Your goal:
Among the following entries, count the lines that contain "hold" and report only the result.

Record extracts:
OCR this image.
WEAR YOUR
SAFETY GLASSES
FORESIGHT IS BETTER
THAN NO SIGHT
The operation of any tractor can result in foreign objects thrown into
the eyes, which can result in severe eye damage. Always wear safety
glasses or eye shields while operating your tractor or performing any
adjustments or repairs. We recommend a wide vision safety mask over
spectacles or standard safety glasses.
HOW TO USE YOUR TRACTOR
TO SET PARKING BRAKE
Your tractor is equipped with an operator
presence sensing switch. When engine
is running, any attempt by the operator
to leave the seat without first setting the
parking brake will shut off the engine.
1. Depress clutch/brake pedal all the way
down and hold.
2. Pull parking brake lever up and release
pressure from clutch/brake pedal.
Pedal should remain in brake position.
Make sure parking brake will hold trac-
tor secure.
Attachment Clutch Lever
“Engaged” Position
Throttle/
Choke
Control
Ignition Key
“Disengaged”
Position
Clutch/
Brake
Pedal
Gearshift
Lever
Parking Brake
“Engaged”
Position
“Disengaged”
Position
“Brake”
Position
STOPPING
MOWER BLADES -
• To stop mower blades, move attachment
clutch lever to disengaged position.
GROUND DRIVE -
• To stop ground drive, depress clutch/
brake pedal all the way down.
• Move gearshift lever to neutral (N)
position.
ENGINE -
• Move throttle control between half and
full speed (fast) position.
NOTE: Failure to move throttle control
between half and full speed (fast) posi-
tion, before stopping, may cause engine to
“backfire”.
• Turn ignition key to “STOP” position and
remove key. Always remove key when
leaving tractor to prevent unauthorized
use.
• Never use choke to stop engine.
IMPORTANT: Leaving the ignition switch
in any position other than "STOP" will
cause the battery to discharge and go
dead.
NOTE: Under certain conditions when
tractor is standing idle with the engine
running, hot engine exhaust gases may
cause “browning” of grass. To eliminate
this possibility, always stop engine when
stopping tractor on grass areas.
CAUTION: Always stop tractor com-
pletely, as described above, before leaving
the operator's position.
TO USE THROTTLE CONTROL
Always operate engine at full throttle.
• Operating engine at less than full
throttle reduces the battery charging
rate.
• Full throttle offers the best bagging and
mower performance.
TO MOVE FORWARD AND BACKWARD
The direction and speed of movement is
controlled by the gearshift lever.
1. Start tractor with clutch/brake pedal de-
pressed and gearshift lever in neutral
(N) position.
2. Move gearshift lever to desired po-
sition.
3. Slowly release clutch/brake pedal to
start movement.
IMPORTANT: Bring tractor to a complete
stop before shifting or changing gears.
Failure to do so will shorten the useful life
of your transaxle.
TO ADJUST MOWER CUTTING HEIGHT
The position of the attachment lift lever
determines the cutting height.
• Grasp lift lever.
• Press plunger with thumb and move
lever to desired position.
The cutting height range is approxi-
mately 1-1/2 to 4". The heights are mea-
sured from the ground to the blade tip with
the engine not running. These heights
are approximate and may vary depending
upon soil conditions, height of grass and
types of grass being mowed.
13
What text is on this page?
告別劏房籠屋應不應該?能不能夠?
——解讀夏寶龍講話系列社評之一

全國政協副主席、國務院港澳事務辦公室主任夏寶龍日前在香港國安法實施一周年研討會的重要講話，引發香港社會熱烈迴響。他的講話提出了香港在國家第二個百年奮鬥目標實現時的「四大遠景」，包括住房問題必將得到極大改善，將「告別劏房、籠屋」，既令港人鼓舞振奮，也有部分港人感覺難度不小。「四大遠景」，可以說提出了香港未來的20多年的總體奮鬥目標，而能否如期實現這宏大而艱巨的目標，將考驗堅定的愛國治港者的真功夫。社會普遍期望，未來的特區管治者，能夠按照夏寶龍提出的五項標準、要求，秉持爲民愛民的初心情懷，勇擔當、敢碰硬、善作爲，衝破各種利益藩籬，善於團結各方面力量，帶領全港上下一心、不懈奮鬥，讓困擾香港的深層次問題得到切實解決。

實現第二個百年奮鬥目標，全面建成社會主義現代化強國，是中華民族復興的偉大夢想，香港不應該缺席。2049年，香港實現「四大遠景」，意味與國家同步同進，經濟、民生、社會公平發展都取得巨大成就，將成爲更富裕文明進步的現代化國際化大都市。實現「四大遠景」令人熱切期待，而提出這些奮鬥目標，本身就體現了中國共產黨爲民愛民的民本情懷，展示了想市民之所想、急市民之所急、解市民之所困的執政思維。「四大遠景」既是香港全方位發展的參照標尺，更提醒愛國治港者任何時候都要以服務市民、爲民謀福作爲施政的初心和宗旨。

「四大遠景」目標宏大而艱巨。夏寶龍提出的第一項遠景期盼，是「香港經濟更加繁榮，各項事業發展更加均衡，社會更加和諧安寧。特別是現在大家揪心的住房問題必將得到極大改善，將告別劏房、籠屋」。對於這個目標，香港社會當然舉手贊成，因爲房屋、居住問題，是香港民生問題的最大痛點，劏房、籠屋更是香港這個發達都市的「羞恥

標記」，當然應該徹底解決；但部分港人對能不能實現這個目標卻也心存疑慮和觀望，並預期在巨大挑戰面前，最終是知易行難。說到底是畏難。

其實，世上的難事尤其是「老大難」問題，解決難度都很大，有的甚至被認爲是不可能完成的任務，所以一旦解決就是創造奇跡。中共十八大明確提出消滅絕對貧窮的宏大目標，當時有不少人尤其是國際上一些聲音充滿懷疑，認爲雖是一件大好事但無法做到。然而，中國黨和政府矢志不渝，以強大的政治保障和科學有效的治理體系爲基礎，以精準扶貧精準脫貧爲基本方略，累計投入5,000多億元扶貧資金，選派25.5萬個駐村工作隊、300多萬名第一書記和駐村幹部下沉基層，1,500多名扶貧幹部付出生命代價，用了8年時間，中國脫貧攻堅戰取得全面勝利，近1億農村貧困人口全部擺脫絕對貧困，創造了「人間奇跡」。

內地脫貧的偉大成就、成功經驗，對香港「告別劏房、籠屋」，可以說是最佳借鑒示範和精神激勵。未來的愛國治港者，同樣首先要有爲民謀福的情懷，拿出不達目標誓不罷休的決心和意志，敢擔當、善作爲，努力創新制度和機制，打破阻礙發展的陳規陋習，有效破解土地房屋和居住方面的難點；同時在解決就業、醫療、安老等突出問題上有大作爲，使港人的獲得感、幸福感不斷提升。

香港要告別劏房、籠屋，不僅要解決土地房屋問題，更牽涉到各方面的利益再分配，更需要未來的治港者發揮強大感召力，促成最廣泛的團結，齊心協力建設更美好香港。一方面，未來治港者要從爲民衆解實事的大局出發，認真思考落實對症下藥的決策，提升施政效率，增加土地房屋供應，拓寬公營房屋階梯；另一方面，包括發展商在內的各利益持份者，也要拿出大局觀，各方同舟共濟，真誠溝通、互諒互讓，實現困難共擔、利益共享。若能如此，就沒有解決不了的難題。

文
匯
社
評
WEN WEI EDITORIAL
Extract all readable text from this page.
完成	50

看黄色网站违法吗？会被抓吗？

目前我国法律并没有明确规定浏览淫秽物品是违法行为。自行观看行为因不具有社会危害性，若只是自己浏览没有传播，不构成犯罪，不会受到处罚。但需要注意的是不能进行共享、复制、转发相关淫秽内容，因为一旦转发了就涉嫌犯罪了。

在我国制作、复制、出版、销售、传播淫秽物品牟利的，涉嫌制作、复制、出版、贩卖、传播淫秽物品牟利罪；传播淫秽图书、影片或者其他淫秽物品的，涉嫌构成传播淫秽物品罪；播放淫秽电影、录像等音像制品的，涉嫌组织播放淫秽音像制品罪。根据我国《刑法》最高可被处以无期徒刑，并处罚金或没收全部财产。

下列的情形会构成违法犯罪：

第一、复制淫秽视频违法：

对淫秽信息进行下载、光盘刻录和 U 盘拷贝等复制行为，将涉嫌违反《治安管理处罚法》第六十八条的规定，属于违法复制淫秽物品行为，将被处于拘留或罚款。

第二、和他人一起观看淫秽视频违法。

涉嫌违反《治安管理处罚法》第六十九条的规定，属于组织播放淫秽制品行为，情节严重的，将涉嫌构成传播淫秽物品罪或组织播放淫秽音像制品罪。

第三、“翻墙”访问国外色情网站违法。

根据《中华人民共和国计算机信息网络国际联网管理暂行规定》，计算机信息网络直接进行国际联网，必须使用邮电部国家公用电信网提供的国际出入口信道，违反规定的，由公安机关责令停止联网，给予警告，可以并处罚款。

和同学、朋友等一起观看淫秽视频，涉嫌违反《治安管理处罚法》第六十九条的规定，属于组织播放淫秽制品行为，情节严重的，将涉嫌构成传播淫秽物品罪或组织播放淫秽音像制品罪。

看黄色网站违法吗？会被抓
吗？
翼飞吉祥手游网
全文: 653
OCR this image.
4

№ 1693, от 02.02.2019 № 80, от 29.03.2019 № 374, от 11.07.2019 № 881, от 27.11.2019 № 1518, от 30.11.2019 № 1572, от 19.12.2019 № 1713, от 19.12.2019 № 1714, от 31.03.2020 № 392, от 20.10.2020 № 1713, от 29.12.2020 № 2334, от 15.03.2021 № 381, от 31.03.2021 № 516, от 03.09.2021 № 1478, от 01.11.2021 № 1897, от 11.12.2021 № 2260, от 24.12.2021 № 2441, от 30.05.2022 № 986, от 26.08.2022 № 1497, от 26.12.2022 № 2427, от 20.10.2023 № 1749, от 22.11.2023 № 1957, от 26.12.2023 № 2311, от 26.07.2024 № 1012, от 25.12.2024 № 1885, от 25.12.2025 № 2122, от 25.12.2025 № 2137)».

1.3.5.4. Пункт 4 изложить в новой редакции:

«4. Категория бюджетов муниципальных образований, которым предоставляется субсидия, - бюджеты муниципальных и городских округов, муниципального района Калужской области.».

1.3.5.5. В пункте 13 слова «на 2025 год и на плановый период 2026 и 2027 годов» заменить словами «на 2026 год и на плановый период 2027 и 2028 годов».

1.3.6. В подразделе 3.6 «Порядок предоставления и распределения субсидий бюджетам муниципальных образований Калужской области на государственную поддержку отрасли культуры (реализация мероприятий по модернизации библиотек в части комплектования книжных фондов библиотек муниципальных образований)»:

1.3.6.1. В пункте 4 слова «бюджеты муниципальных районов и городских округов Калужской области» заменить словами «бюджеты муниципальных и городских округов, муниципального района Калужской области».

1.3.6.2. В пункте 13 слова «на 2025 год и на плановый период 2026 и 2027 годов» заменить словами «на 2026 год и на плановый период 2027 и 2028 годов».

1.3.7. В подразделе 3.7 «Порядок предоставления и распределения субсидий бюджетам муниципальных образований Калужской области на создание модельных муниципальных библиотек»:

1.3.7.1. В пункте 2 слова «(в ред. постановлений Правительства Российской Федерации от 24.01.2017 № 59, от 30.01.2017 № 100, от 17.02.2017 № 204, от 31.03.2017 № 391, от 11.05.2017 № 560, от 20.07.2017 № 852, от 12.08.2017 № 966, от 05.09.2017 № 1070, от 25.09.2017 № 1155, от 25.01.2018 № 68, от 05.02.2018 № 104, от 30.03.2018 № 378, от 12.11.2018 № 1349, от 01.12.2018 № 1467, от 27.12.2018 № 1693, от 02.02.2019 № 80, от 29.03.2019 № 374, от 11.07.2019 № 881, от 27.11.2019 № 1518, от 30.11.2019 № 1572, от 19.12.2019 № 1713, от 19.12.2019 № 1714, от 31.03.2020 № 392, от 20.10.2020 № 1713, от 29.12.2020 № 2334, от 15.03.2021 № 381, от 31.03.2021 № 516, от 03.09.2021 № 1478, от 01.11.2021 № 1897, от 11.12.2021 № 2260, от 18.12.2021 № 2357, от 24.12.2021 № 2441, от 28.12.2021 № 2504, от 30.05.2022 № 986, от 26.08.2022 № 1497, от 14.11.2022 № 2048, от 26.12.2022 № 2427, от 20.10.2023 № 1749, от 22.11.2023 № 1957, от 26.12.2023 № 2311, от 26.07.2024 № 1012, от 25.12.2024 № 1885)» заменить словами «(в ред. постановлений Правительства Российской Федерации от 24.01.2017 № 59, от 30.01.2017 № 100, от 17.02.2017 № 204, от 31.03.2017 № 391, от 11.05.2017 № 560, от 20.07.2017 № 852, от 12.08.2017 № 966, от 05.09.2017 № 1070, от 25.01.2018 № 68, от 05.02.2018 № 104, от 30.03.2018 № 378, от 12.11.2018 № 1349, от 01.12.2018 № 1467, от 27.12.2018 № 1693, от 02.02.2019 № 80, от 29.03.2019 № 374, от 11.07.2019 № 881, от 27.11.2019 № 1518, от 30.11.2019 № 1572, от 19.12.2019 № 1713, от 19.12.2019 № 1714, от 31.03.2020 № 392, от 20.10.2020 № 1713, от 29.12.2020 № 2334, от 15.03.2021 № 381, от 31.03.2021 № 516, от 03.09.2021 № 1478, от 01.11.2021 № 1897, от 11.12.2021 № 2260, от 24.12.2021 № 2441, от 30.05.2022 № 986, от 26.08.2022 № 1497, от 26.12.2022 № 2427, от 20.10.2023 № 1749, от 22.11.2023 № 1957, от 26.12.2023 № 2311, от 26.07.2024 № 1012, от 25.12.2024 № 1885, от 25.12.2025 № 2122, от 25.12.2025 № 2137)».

Task answer:
2